Written exercise: Print the entries that appear below, exactly as written and without their pictures.

Data excerpts:
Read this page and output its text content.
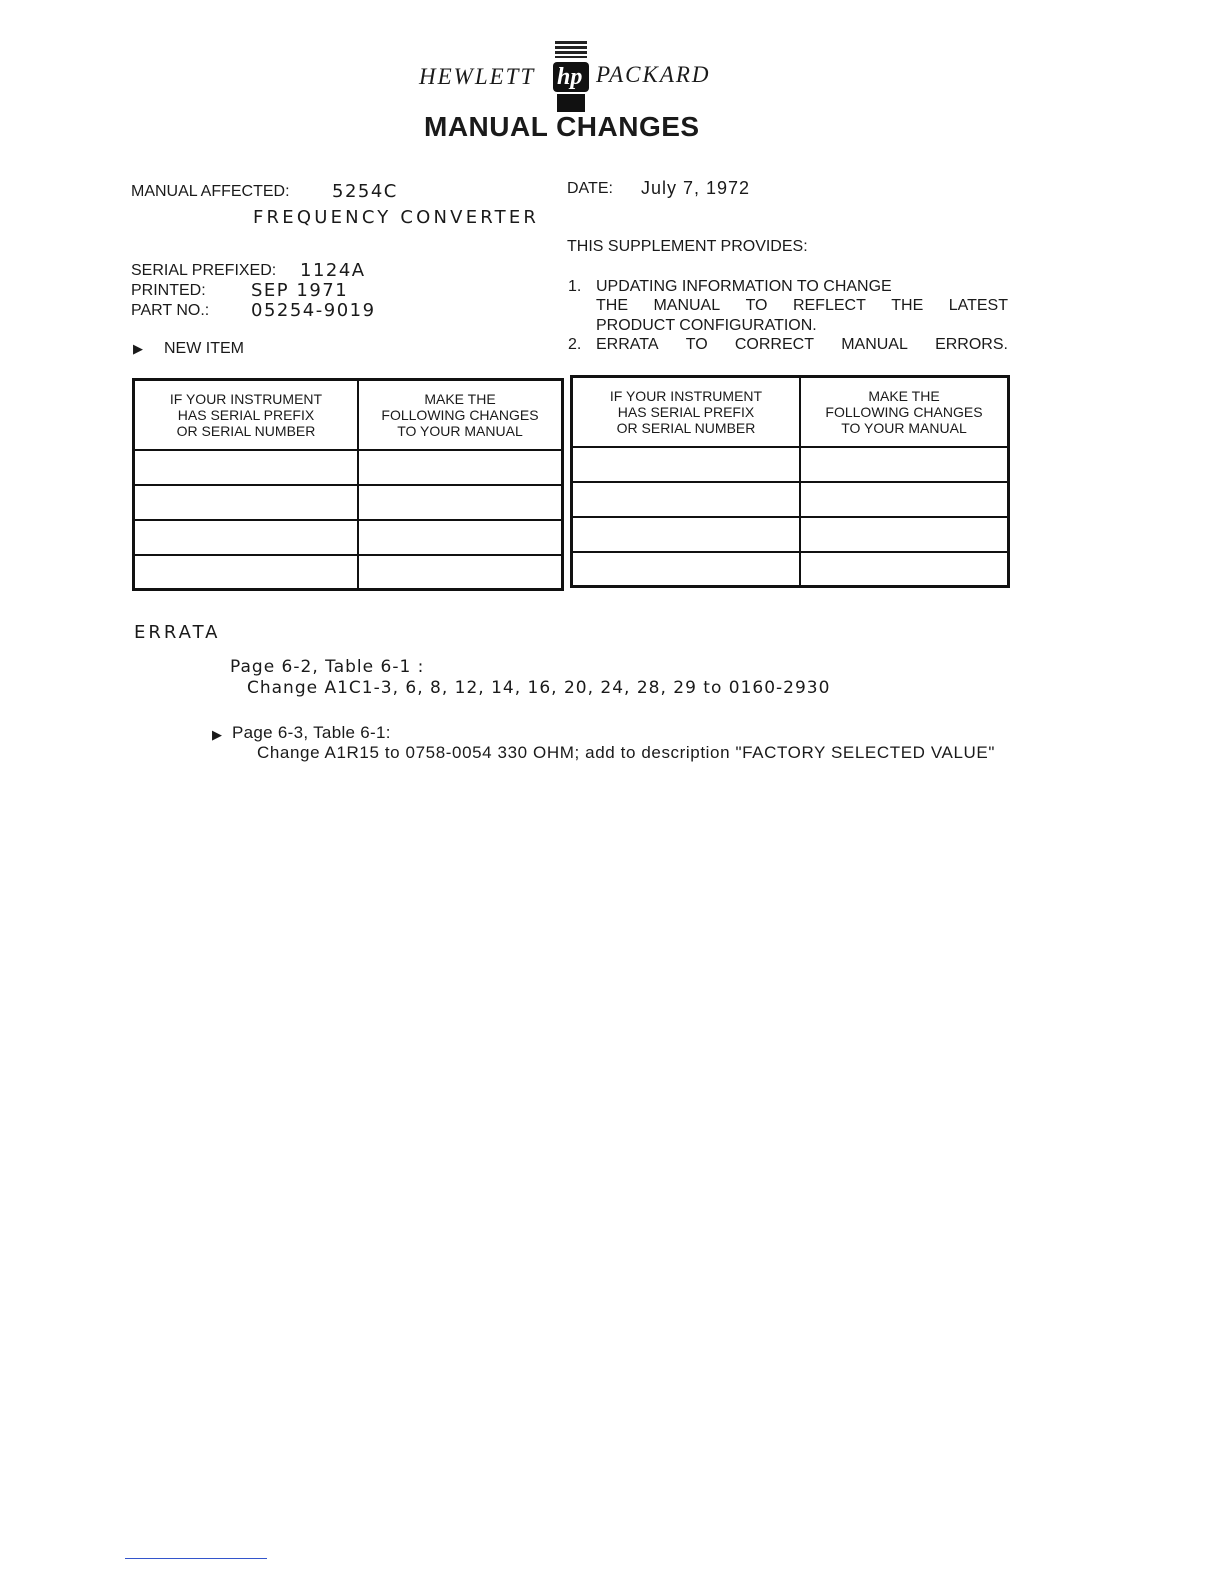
HEWLETT hp PACKARD
MANUAL CHANGES
MANUAL AFFECTED: 5254C
FREQUENCY CONVERTER
SERIAL PREFIXED: 1124A
PRINTED:	SEP 1971
PART NO.: 05254-9019
▶ NEW ITEM
DATE: July 7, 1972
THIS SUPPLEMENT PROVIDES:
1. UPDATING INFORMATION TO CHANGE
THE MANUAL TO REFLECT THE LATEST
PRODUCT CONFIGURATION.
2. ERRATA TO CORRECT MANUAL ERRORS.
IF YOUR INSTRUMENT
HAS SERIAL PREFIX
OR SERIAL NUMBER	MAKE THE
FOLLOWING CHANGES
TO YOUR MANUAL

IF YOUR INSTRUMENT
HAS SERIAL PREFIX
OR SERIAL NUMBER	MAKE THE
FOLLOWING CHANGES
TO YOUR MANUAL

ERRATA
Page 6-2, Table 6-1 :
Change A1C1-3, 6, 8, 12, 14, 16, 20, 24, 28, 29 to 0160-2930
▶ Page 6-3, Table 6-1:
Change A1R15 to 0758-0054 330 OHM; add to description "FACTORY SELECTED VALUE"
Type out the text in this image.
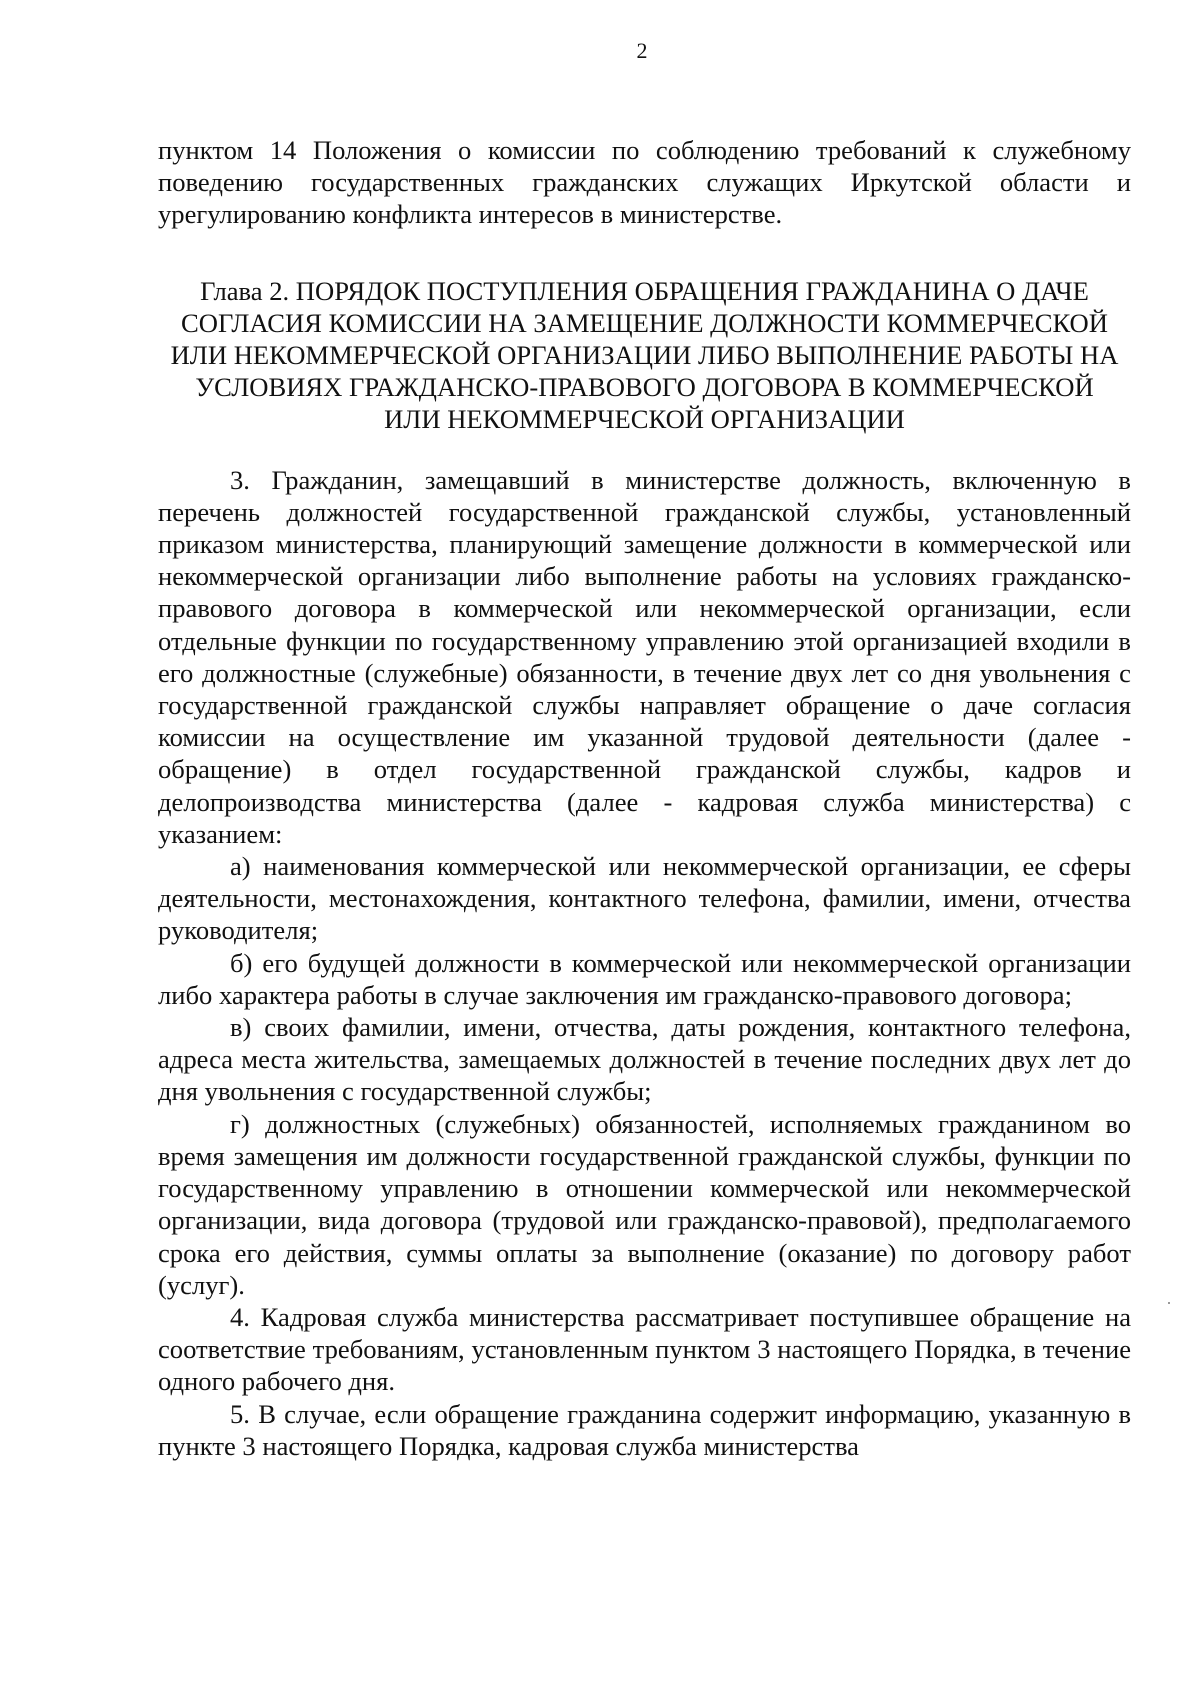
2

пунктом 14 Положения о комиссии по соблюдению требований к служебному поведению государственных гражданских служащих Иркутской области и урегулированию конфликта интересов в министерстве.

Глава 2. ПОРЯДОК ПОСТУПЛЕНИЯ ОБРАЩЕНИЯ ГРАЖДАНИНА О ДАЧЕ СОГЛАСИЯ КОМИССИИ НА ЗАМЕЩЕНИЕ ДОЛЖНОСТИ КОММЕРЧЕСКОЙ ИЛИ НЕКОММЕРЧЕСКОЙ ОРГАНИЗАЦИИ ЛИБО ВЫПОЛНЕНИЕ РАБОТЫ НА УСЛОВИЯХ ГРАЖДАНСКО-ПРАВОВОГО ДОГОВОРА В КОММЕРЧЕСКОЙ ИЛИ НЕКОММЕРЧЕСКОЙ ОРГАНИЗАЦИИ

3. Гражданин, замещавший в министерстве должность, включенную в перечень должностей государственной гражданской службы, установленный приказом министерства, планирующий замещение должности в коммерческой или некоммерческой организации либо выполнение работы на условиях гражданско-правового договора в коммерческой или некоммерческой организации, если отдельные функции по государственному управлению этой организацией входили в его должностные (служебные) обязанности, в течение двух лет со дня увольнения с государственной гражданской службы направляет обращение о даче согласия комиссии на осуществление им указанной трудовой деятельности (далее - обращение) в отдел государственной гражданской службы, кадров и делопроизводства министерства (далее - кадровая служба министерства) с указанием:

а) наименования коммерческой или некоммерческой организации, ее сферы деятельности, местонахождения, контактного телефона, фамилии, имени, отчества руководителя;

б) его будущей должности в коммерческой или некоммерческой организации либо характера работы в случае заключения им гражданско-правового договора;

в) своих фамилии, имени, отчества, даты рождения, контактного телефона, адреса места жительства, замещаемых должностей в течение последних двух лет до дня увольнения с государственной службы;

г) должностных (служебных) обязанностей, исполняемых гражданином во время замещения им должности государственной гражданской службы, функции по государственному управлению в отношении коммерческой или некоммерческой организации, вида договора (трудовой или гражданско-правовой), предполагаемого срока его действия, суммы оплаты за выполнение (оказание) по договору работ (услуг).

4. Кадровая служба министерства рассматривает поступившее обращение на соответствие требованиям, установленным пунктом 3 настоящего Порядка, в течение одного рабочего дня.

5. В случае, если обращение гражданина содержит информацию, указанную в пункте 3 настоящего Порядка, кадровая служба министерства
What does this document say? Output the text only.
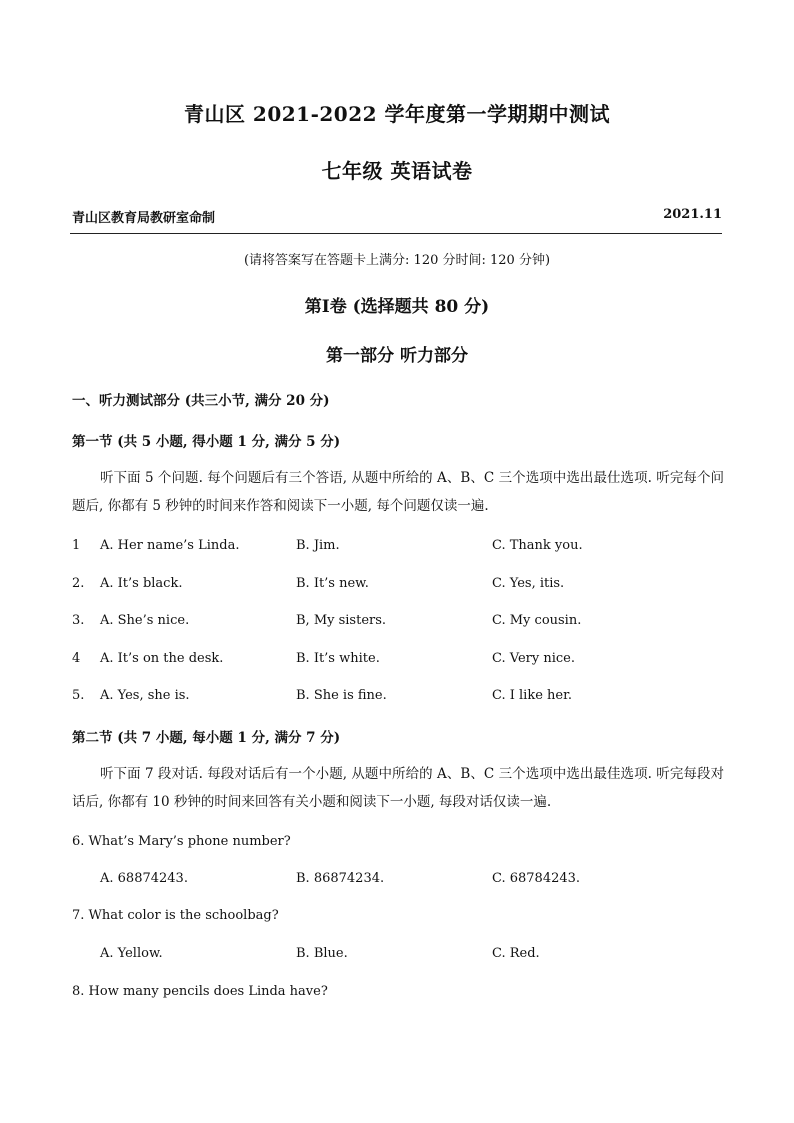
青山区 2021-2022 学年度第一学期期中测试
七年级 英语试卷
青山区教育局教研室命制	2021.11
(请将答案写在答题卡上满分: 120 分时间: 120 分钟)
第Ⅰ卷 (选择题共 80 分)
第一部分 听力部分
一、听力测试部分 (共三小节, 满分 20 分)
第一节 (共 5 小题, 得小题 1 分, 满分 5 分)
听下面 5 个问题. 每个问题后有三个答语, 从题中所给的 A、B、C 三个选项中选出最仕选项. 听完每个问题后, 你都有 5 秒钟的时间来作答和阅读下一小题, 每个问题仅读一遍.
1 A. Her name’s Linda.	B. Jim.	C. Thank you.
2. A. It’s black.	B. It’s new.	C. Yes, itis.
3. A. She’s nice.	B, My sisters.	C. My cousin.
4 A. It’s on the desk.	B. It’s white.	C. Very nice.
5. A. Yes, she is.	B. She is fine.	C. I like her.
第二节 (共 7 小题, 每小题 1 分, 满分 7 分)
听下面 7 段对话. 每段对话后有一个小题, 从题中所给的 A、B、C 三个选项中选出最佳选项. 听完每段对话后, 你都有 10 秒钟的时间来回答有关小题和阅读下一小题, 每段对话仅读一遍.
6. What’s Mary’s phone number?
A. 68874243.	B. 86874234.	C. 68784243.
7. What color is the schoolbag?
A. Yellow.	B. Blue.	C. Red.
8. How many pencils does Linda have?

Written reply:
Read this page and output its text content.
HEWLETT hp PACKARD
MANUAL CHANGES
MANUAL AFFECTED: 5254C
FREQUENCY CONVERTER
SERIAL PREFIXED: 1124A
PRINTED:	SEP 1971
PART NO.: 05254-9019
▶ NEW ITEM
DATE: July 7, 1972
THIS SUPPLEMENT PROVIDES:
1. UPDATING INFORMATION TO CHANGE
THE MANUAL TO REFLECT THE LATEST
PRODUCT CONFIGURATION.
2. ERRATA TO CORRECT MANUAL ERRORS.
IF YOUR INSTRUMENT
HAS SERIAL PREFIX
OR SERIAL NUMBER	MAKE THE
FOLLOWING CHANGES
TO YOUR MANUAL

IF YOUR INSTRUMENT
HAS SERIAL PREFIX
OR SERIAL NUMBER	MAKE THE
FOLLOWING CHANGES
TO YOUR MANUAL

ERRATA
Page 6-2, Table 6-1 :
Change A1C1-3, 6, 8, 12, 14, 16, 20, 24, 28, 29 to 0160-2930
▶ Page 6-3, Table 6-1:
Change A1R15 to 0758-0054 330 OHM; add to description "FACTORY SELECTED VALUE"
Type out the text in this image.
2

пунктом 14 Положения о комиссии по соблюдению требований к служебному поведению государственных гражданских служащих Иркутской области и урегулированию конфликта интересов в министерстве.

Глава 2. ПОРЯДОК ПОСТУПЛЕНИЯ ОБРАЩЕНИЯ ГРАЖДАНИНА О ДАЧЕ СОГЛАСИЯ КОМИССИИ НА ЗАМЕЩЕНИЕ ДОЛЖНОСТИ КОММЕРЧЕСКОЙ ИЛИ НЕКОММЕРЧЕСКОЙ ОРГАНИЗАЦИИ ЛИБО ВЫПОЛНЕНИЕ РАБОТЫ НА УСЛОВИЯХ ГРАЖДАНСКО-ПРАВОВОГО ДОГОВОРА В КОММЕРЧЕСКОЙ ИЛИ НЕКОММЕРЧЕСКОЙ ОРГАНИЗАЦИИ

3. Гражданин, замещавший в министерстве должность, включенную в перечень должностей государственной гражданской службы, установленный приказом министерства, планирующий замещение должности в коммерческой или некоммерческой организации либо выполнение работы на условиях гражданско-правового договора в коммерческой или некоммерческой организации, если отдельные функции по государственному управлению этой организацией входили в его должностные (служебные) обязанности, в течение двух лет со дня увольнения с государственной гражданской службы направляет обращение о даче согласия комиссии на осуществление им указанной трудовой деятельности (далее - обращение) в отдел государственной гражданской службы, кадров и делопроизводства министерства (далее - кадровая служба министерства) с указанием:

а) наименования коммерческой или некоммерческой организации, ее сферы деятельности, местонахождения, контактного телефона, фамилии, имени, отчества руководителя;

б) его будущей должности в коммерческой или некоммерческой организации либо характера работы в случае заключения им гражданско-правового договора;

в) своих фамилии, имени, отчества, даты рождения, контактного телефона, адреса места жительства, замещаемых должностей в течение последних двух лет до дня увольнения с государственной службы;

г) должностных (служебных) обязанностей, исполняемых гражданином во время замещения им должности государственной гражданской службы, функции по государственному управлению в отношении коммерческой или некоммерческой организации, вида договора (трудовой или гражданско-правовой), предполагаемого срока его действия, суммы оплаты за выполнение (оказание) по договору работ (услуг).

4. Кадровая служба министерства рассматривает поступившее обращение на соответствие требованиям, установленным пунктом 3 настоящего Порядка, в течение одного рабочего дня.

5. В случае, если обращение гражданина содержит информацию, указанную в пункте 3 настоящего Порядка, кадровая служба министерства
What does this document say? Output the text only.
青山区 2021-2022 学年度第一学期期中测试
七年级 英语试卷
青山区教育局教研室命制	2021.11
(请将答案写在答题卡上满分: 120 分时间: 120 分钟)
第Ⅰ卷 (选择题共 80 分)
第一部分 听力部分
一、听力测试部分 (共三小节, 满分 20 分)
第一节 (共 5 小题, 得小题 1 分, 满分 5 分)
听下面 5 个问题. 每个问题后有三个答语, 从题中所给的 A、B、C 三个选项中选出最仕选项. 听完每个问题后, 你都有 5 秒钟的时间来作答和阅读下一小题, 每个问题仅读一遍.
1 A. Her name’s Linda.	B. Jim.	C. Thank you.
2. A. It’s black.	B. It’s new.	C. Yes, itis.
3. A. She’s nice.	B, My sisters.	C. My cousin.
4 A. It’s on the desk.	B. It’s white.	C. Very nice.
5. A. Yes, she is.	B. She is fine.	C. I like her.
第二节 (共 7 小题, 每小题 1 分, 满分 7 分)
听下面 7 段对话. 每段对话后有一个小题, 从题中所给的 A、B、C 三个选项中选出最佳选项. 听完每段对话后, 你都有 10 秒钟的时间来回答有关小题和阅读下一小题, 每段对话仅读一遍.
6. What’s Mary’s phone number?
A. 68874243.	B. 86874234.	C. 68784243.
7. What color is the schoolbag?
A. Yellow.	B. Blue.	C. Red.
8. How many pencils does Linda have?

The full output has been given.